[Start]
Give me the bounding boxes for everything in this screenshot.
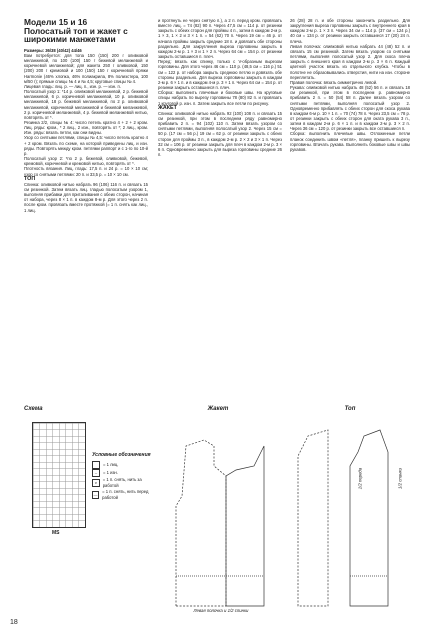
paragraph: Левая полочка: оливковой нитью набрать 44 (48) 52 п. и связать 15 см резинкой. Затем вязать узором со снятыми петлями, выполняя полосатый узор 2. Для скоса плеча закрыть с внешнего края в каждом 2-м р. 3 × 6 п. Каждый цветной участок вязать из отдельного клубка. Чтобы в полотне не образовывались отверстия, нити на изн. стороне переплетать.: [290, 43, 410, 80]
paragraph: Вам потребуется: для топа 150 (150) 200 г оливковой меланжевой, по 100 (100) 150 г бежевой меланжевой и коричневой меланжевой; для жакета 250 г оливковой, 150 (200) 200 г кремовой и 100 (150) 150 г коричневой пряжи Harmonie (46% хлопка, 46% полиакрила, 8% полиэстера, 100 м/50 г); прямые спицы № 4 и № 4,5; круговые спицы № 4.: [24, 52, 148, 84]
col2-body: [158, 18, 282, 157]
ms-label: MS: [52, 530, 60, 536]
slip-front-symbol-icon: —: [93, 492, 98, 497]
section-heading: ЖАКЕТ: [158, 104, 177, 111]
knit-symbol-icon: [92, 461, 100, 469]
page-number: 18: [10, 619, 18, 626]
col1-body: [24, 48, 148, 213]
top-title: Топ: [344, 406, 356, 412]
paragraph: Узор со снятыми петлями, спицы № 4,5: число петель кратно 4 + 2 кром. Вязать по схеме, на которой приведены лиц. и изн. ряды. Повторять между кром. петлями раппорт и с 1-го по 10-й р.: [24, 135, 148, 156]
paragraph: Сборка: выполнить плечевые швы. Отложенные петли планок соединить швом «петля», планку пришить к вырезу горловины. Втачать рукава. Выполнить боковые швы и швы рукавов.: [290, 131, 410, 152]
paragraph: Спинка: оливковой нитью набрать 92 (100) 108 п. и связать 15 см резинкой, при этом в последнем ряду равномерно прибавить 2 п. = 94 (102) 110 п. Затем вязать узором со снятыми петлями, выполняя полосатый узор 2. Через 15 см = 50 р. (17 см = 56 р.) 19 см = 62 р. от резинки закрыть с обеих сторон для проймы 3 п., в каждом 2-м р. 2 × 2 и 3 × 1 п. Через 32 см = 106 р. от резинки закрыть для плеч в каждом 2-м р. 3 × 6 п. Одновременно закрыть для выреза горловины средние 26 п.: [158, 110, 282, 158]
paragraph: Рукава: оливковой нитью набрать 48 (52) 56 п. и связать 18 см резинкой, при этом в последнем р. равномерно прибавить 2 п. = 50 (54) 58 п. Далее вязать узором со снятыми петлями, выполняя полосатый узор 2. Одновременно прибавлять с обеих сторон для скоса рукава в каждом 6-м р. 10 × 1 п. = 70 (74) 78 п. Через 23,5 см = 78 р. от резинки закрыть с обеих сторон для оката рукава 3 п., затем в каждом 2-м р. 6 × 1 п. и в каждом 2-м р. 3 × 2 п. Через 36 см = 120 р. от резинки закрыть все оставшиеся п.: [290, 85, 410, 132]
column-2: [158, 18, 282, 157]
paragraph: Спинка: оливковой нитью набрать 96 (106) 116 п. и связать 15 см резинкой. Затем вязать лиц. гладью полосатым узором 1, выполняя прибавки для приталивания с обеих сторон, начиная от набора, через 8 × 1 п. в каждом 8-м р. Для этого через 2 п. после кром. провязать вместе протяжкой (= 1 п. снять как лиц., 1 лиц.: [24, 181, 148, 213]
legend-item: v = 1 п. снять, нить за работой: [92, 477, 156, 489]
section-heading: ТОП: [24, 175, 36, 182]
paragraph: и протянуть ее через снятую п.), а 2 п. перед кром. провязать вместе лиц. = 74 (82) 90 п. Через 47,5 см = 114 р. от резинки закрыть с обеих сторон для проймы 4 п., затем в каждом 2-м р. 1 × 3, 1 × 2 и 3 × 1 п. = 54 (62) 70 п. Через 19 см = 46 р. от начала проймы закрыть средние 18 п. и довязать обе стороны раздельно. Для закругления выреза горловины закрыть в каждом 2-м р. 1 × 3 и 1 × 2 п. Через 64 см = 154 р. от резинки закрыть оставшиеся п. плеч.: [158, 18, 282, 60]
legend-title: Условные обозначения: [92, 452, 151, 458]
paragraph: Правая полочка: вязать симметрично левой.: [290, 79, 378, 85]
top-front-caption: 1/2 переда: [357, 467, 363, 490]
jacket-caption: Левая полочка и 1/2 спинки: [193, 608, 249, 613]
page-title: Модели 15 и 16 Полосатый топ и жакет с широкими манжетами: [24, 17, 128, 45]
legend-item: = 1 лиц.: [92, 461, 156, 469]
paragraph: Плотность вязания. Лиц. гладь: 17,5 п. и 24 р. = 10 × 10 см; узор со снятыми петлями: 20 п. и 33,5 р. = 10 × 10 см.: [24, 166, 148, 177]
legend-item: – = 1 изн.: [92, 469, 156, 477]
col3-body: [290, 18, 410, 152]
jacket-figure: [156, 406, 280, 628]
top-pattern-drawing: [288, 416, 412, 616]
jacket-title: Жакет: [207, 406, 229, 412]
top-figure: [288, 406, 412, 628]
column-3: [290, 18, 410, 152]
purl-symbol-icon: –: [92, 469, 100, 477]
paragraph: Перед: вязать как спинку, только с V-образным вырезом горловины. Для этого через 46 см = 110 р. (48,5 см = 116 р.) 51 см = 122 р. от набора закрыть среднюю петлю и довязать обе стороны раздельно. Для выреза горловины закрыть в каждом 2-м р. 6 × 1 п. и в каждом 4-м р. 3 × 1 п. Через 64 см = 154 р. от резинки закрыть оставшиеся п. плеч.: [158, 59, 282, 91]
schema-title: Схема: [24, 406, 43, 412]
legend: [92, 452, 156, 501]
stitch-chart: [32, 422, 86, 528]
paragraph: Лицевая гладь: лиц. р. — лиц. п., изн. р. — изн. п.: [24, 83, 121, 89]
column-1: [24, 18, 148, 213]
jacket-pattern-drawing: [156, 416, 280, 616]
paragraph: Размеры: 36/38 (40/42) 44/46: [24, 47, 82, 53]
paragraph: Полосатый узор 2: *по 2 р. бежевой, оливковой, бежевой, кремовой, коричневой и кремовой нитью, повторять от *.: [24, 156, 148, 167]
legend-item: — = 1 п. снять, нить перед работой: [93, 489, 149, 500]
paragraph: Резинка 2/2, спицы № 4: число петель кратно 4 + 2 + 2 кром. Лиц. ряды: кром., * 2 лиц., 2 изн., повторять от *; 2 лиц., кром. Изн. ряды: вязать петли, как они видны.: [24, 119, 148, 136]
top-back-caption: 1/2 спинки: [397, 468, 403, 489]
slip-back-symbol-icon: v: [92, 479, 100, 487]
paragraph: 26 (28) 28 п. и обе стороны закончить раздельно. Для закругления выреза горловины закрыть с внутреннего края в каждом 2-м р. 1 × 3 п. Через 34 см = 114 р. (37 см = 124 р.) 40 см = 134 р. от резинки закрыть оставшиеся 17 (20) 24 п. плеча.: [290, 18, 410, 44]
paragraph: Сборка: выполнить плечевые и боковые швы. На круговые спицы набрать по вырезу горловины 78 (80) 82 п. и провязать 1 круговой р. изн. п. Затем закрыть все петли по рисунку.: [158, 90, 282, 106]
paragraph: Полосатый узор 1: *14 р. оливковой меланжевой, 2 р. бежевой меланжевой, 6 р. коричневой меланжевой, 10 р. оливковой меланжевой, 18 р. бежевой меланжевой, по 2 р. оливковой меланжевой, коричневой меланжевой и бежевой меланжевой, 2 р. коричневой меланжевой, 4 р. бежевой меланжевой нитью, повторять от *.: [24, 89, 148, 120]
schema-figure: [24, 406, 156, 628]
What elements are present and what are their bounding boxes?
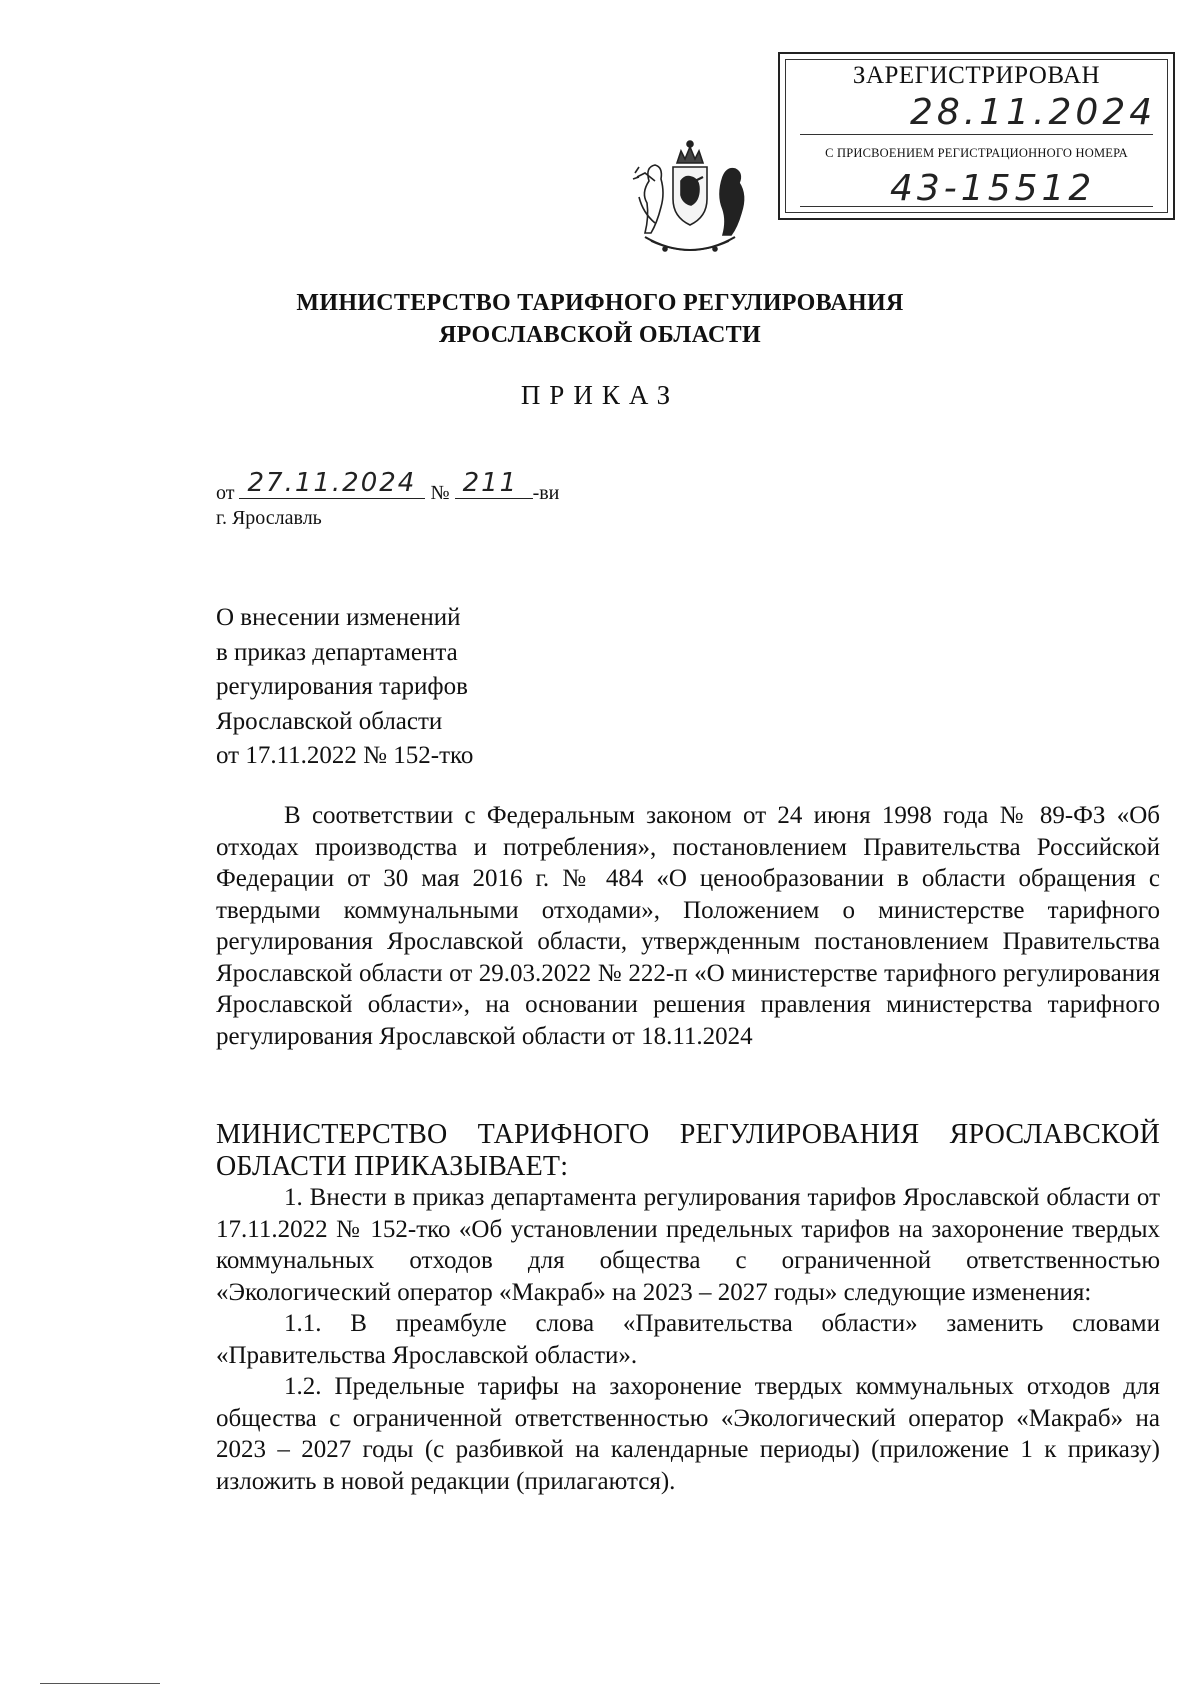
order-date-line — [216, 468, 560, 505]
order-items — [216, 1182, 1160, 1497]
subject-line: в приказ департамента — [216, 638, 458, 666]
stamp-registration-date: 28.11.2024 — [910, 92, 1157, 133]
ministry-heading — [0, 287, 1200, 351]
ministry-name-line-2: ЯРОСЛАВСКОЙ ОБЛАСТИ — [439, 322, 761, 348]
stamp-registration-number: 43-15512 — [890, 168, 1096, 209]
subject-line: О внесении изменений — [216, 604, 461, 631]
order-item-1: 1. Внести в приказ департамента регулирования тарифов Ярославской области от 17.11.2022 № 152-тко «Об установлении предельных тарифов на захоронение твердых коммунальных отходов для общества с ограниченной ответственностью «Экологический оператор «Макраб» на 2023 – 2027 годы» следующие изменения: — [216, 1184, 1160, 1306]
stamp-divider — [800, 134, 1153, 135]
number-prefix: № — [430, 482, 450, 504]
yaroslavl-coat-of-arms-icon — [615, 137, 765, 264]
decree-statement: МИНИСТЕРСТВО ТАРИФНОГО РЕГУЛИРОВАНИЯ ЯРОСЛАВСКОЙ ОБЛАСТИ ПРИКАЗЫВАЕТ: — [216, 1119, 1160, 1182]
preamble-paragraph — [216, 800, 1160, 1052]
date-prefix: от — [216, 482, 235, 504]
order-number-field — [455, 468, 533, 499]
order-date-field — [239, 468, 425, 499]
preamble-text: В соответствии с Федеральным законом от 24 июня 1998 года № 89-ФЗ «Об отходах производства и потребления», постановлением Правительства Российской Федерации от 30 мая 2016 г. № 484 «О ценообразовании в области обращения с твердыми коммунальными отходами», Положением о министерстве тарифного регулирования Ярославской области, утвержденным постановлением Правительства Ярославской области от 29.03.2022 № 222-п «О министерстве тарифного регулирования Ярославской области», на основании решения правления министерства тарифного регулирования Ярославской области от 18.11.2024 — [216, 802, 1160, 1050]
stamp-divider — [800, 206, 1153, 207]
stamp-title: ЗАРЕГИСТРИРОВАН — [852, 62, 1101, 89]
footer-rule — [40, 1683, 160, 1684]
order-date: 27.11.2024 — [247, 468, 417, 498]
order-item-1-2: 1.2. Предельные тарифы на захоронение твердых коммунальных отходов для общества с ограниченной ответственностью «Экологический оператор «Макраб» на 2023 – 2027 годы (с разбивкой на календарные периоды) (приложение 1 к приказу) изложить в новой редакции (прилагаются). — [216, 1373, 1160, 1495]
ministry-name-line-1: МИНИСТЕРСТВО ТАРИФНОГО РЕГУЛИРОВАНИЯ — [296, 290, 904, 316]
order-subject — [216, 601, 473, 774]
order-item-1-1: 1.1. В преамбуле слова «Правительства области» заменить словами «Правительства Ярославской области». — [216, 1310, 1160, 1369]
subject-line: от 17.11.2022 № 152-тко — [216, 742, 474, 769]
number-suffix: -ви — [532, 482, 560, 504]
order-number: 211 — [462, 468, 519, 498]
subject-line: регулирования тарифов — [216, 673, 468, 700]
city: г. Ярославль — [216, 507, 322, 529]
subject-line: Ярославской области — [216, 707, 443, 735]
stamp-caption: С ПРИСВОЕНИЕМ РЕГИСТРАЦИОННОГО НОМЕРА — [825, 146, 1128, 160]
registration-stamp — [778, 52, 1175, 220]
document-type-title: ПРИКАЗ — [520, 380, 680, 410]
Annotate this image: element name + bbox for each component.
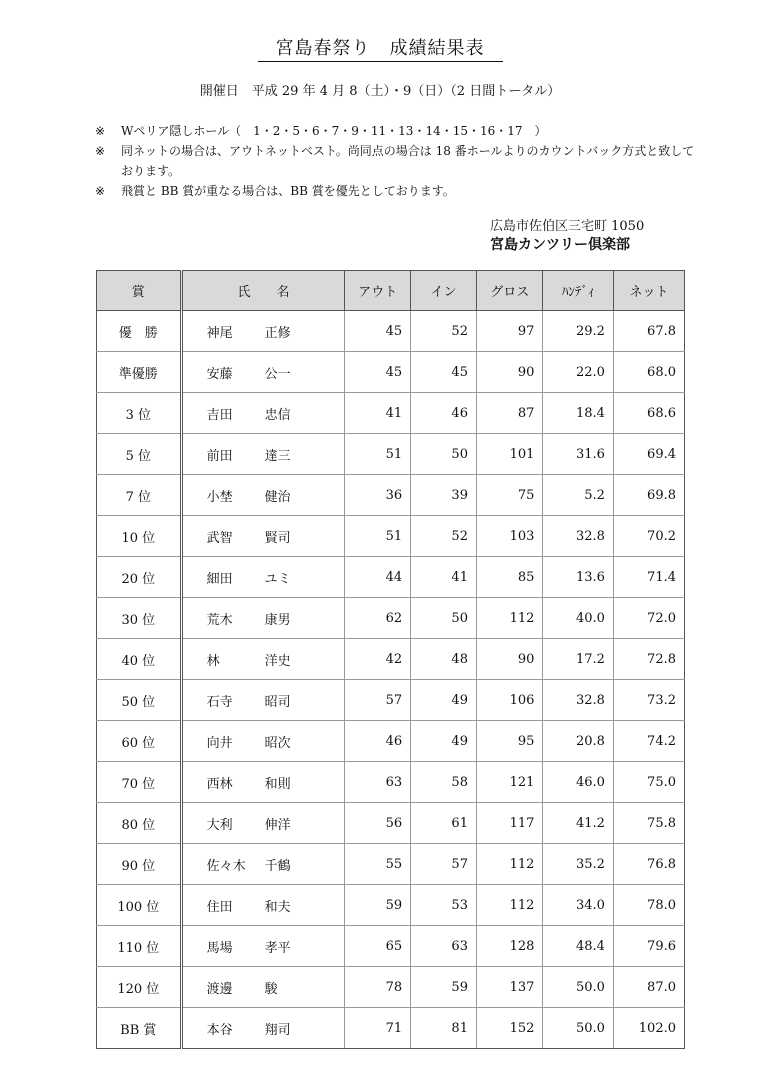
[End]
▶ _Objective_:
Put every line of the records from the line containing "paragraph: Левая полочка: оливковой" through the line containing "top-title: Топ: [344, 406, 356, 412]", inclusive, into a JSON list of strings, one string per line and blank lines omitted.

▶ _Exercise response_:
[
  "paragraph: Левая полочка: оливковой нитью набрать 44 (48) 52 п. и связать 15 см резинкой. Затем вязать узором со снятыми петлями, выполняя полосатый узор 2. Для скоса плеча закрыть с внешнего края в каждом 2-м р. 3 × 6 п. Каждый цветной участок вязать из отдельного клубка. Чтобы в полотне не образовывались отверстия, нити на изн. стороне переплетать.: [290, 43, 410, 80]",
  "paragraph: Вам потребуется: для топа 150 (150) 200 г оливковой меланжевой, по 100 (100) 150 г бежевой меланжевой и коричневой меланжевой; для жакета 250 г оливковой, 150 (200) 200 г кремовой и 100 (150) 150 г коричневой пряжи Harmonie (46% хлопка, 46% полиакрила, 8% полиэстера, 100 м/50 г); прямые спицы № 4 и № 4,5; круговые спицы № 4.: [24, 52, 148, 84]",
  "col2-body: [158, 18, 282, 157]",
  "ms-label: MS: [52, 530, 60, 536]",
  "slip-front-symbol-icon: —: [93, 492, 98, 497]",
  "section-heading: ЖАКЕТ: [158, 104, 177, 111]",
  "knit-symbol-icon: [92, 461, 100, 469]",
  "page-number: 18: [10, 619, 18, 626]",
  "col1-body: [24, 48, 148, 213]",
  "top-title: Топ: [344, 406, 356, 412]"
]